Exercise objective> Draw out every line with the word "K₂CO₃" from the listing below.

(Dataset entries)

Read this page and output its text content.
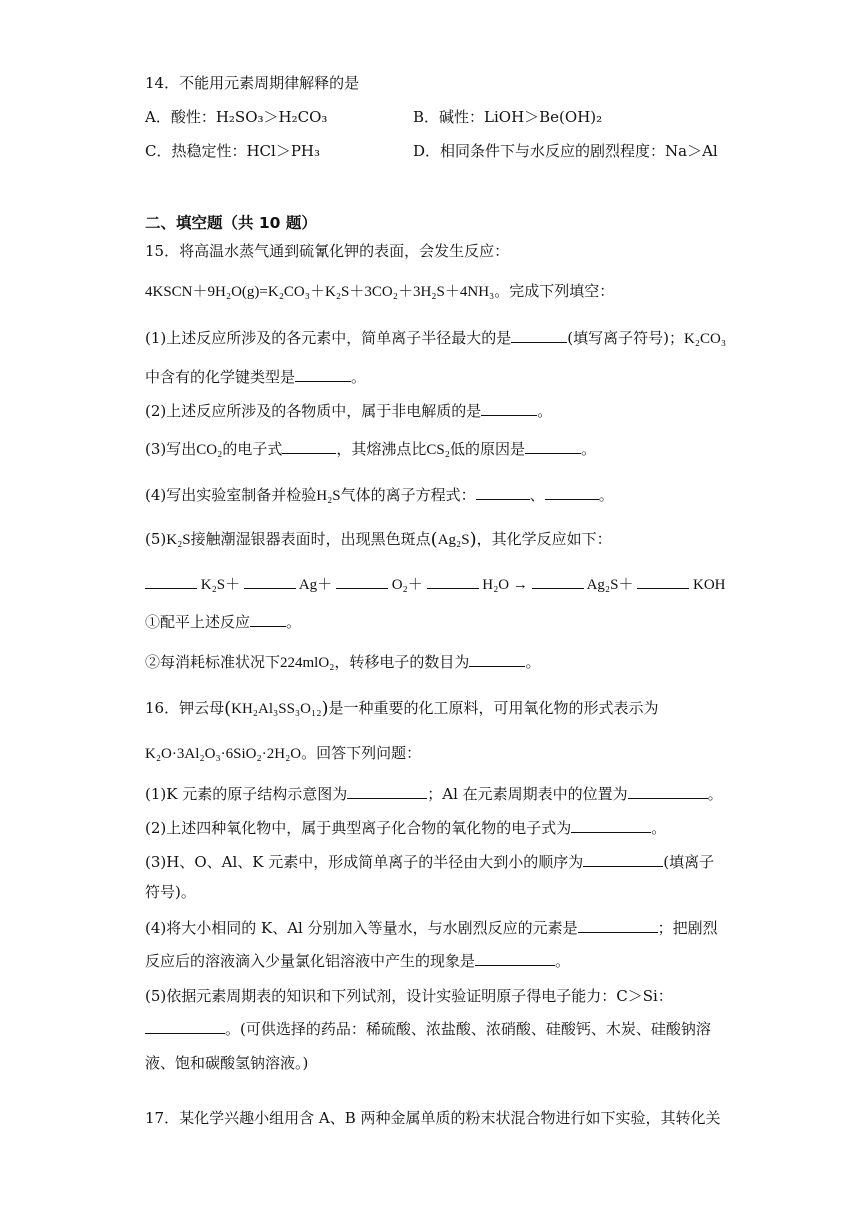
14．不能用元素周期律解释的是
A．酸性：H₂SO₃＞H₂CO₃	B．碱性：LiOH＞Be(OH)₂
C．热稳定性：HCl＞PH₃	D．相同条件下与水反应的剧烈程度：Na＞Al
二、填空题（共 10 题）
15．将高温水蒸气通到硫氰化钾的表面，会发生反应：
4KSCN＋9H₂O(g)=K₂CO₃＋K₂S＋3CO₂＋3H₂S＋4NH₃。完成下列填空：
(1)上述反应所涉及的各元素中，简单离子半径最大的是	(填写离子符号)；K₂CO₃
中含有的化学键类型是	。
(2)上述反应所涉及的各物质中，属于非电解质的是	。
(3)写出CO₂的电子式	，其熔沸点比CS₂低的原因是	。
(4)写出实验室制备并检验H₂S气体的离子方程式：	、	。
(5)K₂S接触潮湿银器表面时，出现黑色斑点(Ag₂S)，其化学反应如下：
K₂S＋	Ag＋	O₂＋	H₂O →	Ag₂S＋	KOH
①配平上述反应 。
②每消耗标准状况下224mlO₂，转移电子的数目为	。
16．钾云母(KH₂Al₃SS₃O₁₂)是一种重要的化工原料，可用氧化物的形式表示为
K₂O·3Al₂O₃·6SiO₂·2H₂O。回答下列问题：
(1)K 元素的原子结构示意图为	；Al 在元素周期表中的位置为	。
(2)上述四种氧化物中，属于典型离子化合物的氧化物的电子式为	。
(3)H、O、Al、K 元素中，形成简单离子的半径由大到小的顺序为	(填离子
符号)。
(4)将大小相同的 K、Al 分别加入等量水，与水剧烈反应的元素是	；把剧烈
反应后的溶液滴入少量氯化铝溶液中产生的现象是	。
(5)依据元素周期表的知识和下列试剂，设计实验证明原子得电子能力：C＞Si：
。(可供选择的药品：稀硫酸、浓盐酸、浓硝酸、硅酸钙、木炭、硅酸钠溶
液、饱和碳酸氢钠溶液。)
17．某化学兴趣小组用含 A、B 两种金属单质的粉末状混合物进行如下实验，其转化关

Correct result>
4KSCN＋9H₂O(g)=K₂CO₃＋K₂S＋3CO₂＋3H₂S＋4NH₃。完成下列填空：
(1)上述反应所涉及的各元素中，简单离子半径最大的是	(填写离子符号)；K₂CO₃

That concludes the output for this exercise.